───── DATASET EXTRACT

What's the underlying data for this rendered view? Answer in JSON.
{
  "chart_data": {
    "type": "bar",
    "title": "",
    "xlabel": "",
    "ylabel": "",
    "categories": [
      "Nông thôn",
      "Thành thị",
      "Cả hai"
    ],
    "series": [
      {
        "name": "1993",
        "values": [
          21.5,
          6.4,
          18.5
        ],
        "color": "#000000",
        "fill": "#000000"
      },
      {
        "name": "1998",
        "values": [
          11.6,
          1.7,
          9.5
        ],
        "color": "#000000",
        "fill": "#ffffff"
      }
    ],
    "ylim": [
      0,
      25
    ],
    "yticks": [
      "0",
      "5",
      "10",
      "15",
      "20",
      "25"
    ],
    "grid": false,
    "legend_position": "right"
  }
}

──────────

*WORK INSTRUCTIONS:* From the records above, extract every entry exactly as given.

*EXERCISE RESULT:*
What's the underlying data for this rendered view? Answer in JSON.
{
  "chart_data": {
    "type": "bar",
    "title": "",
    "xlabel": "",
    "ylabel": "",
    "categories": [
      "Nông thôn",
      "Thành thị",
      "Cả hai"
    ],
    "series": [
      {
        "name": "1993",
        "values": [
          21.5,
          6.4,
          18.5
        ],
        "color": "#000000",
        "fill": "#000000"
      },
      {
        "name": "1998",
        "values": [
          11.6,
          1.7,
          9.5
        ],
        "color": "#000000",
        "fill": "#ffffff"
      }
    ],
    "ylim": [
      0,
      25
    ],
    "yticks": [
      "0",
      "5",
      "10",
      "15",
      "20",
      "25"
    ],
    "grid": false,
    "legend_position": "right"
  }
}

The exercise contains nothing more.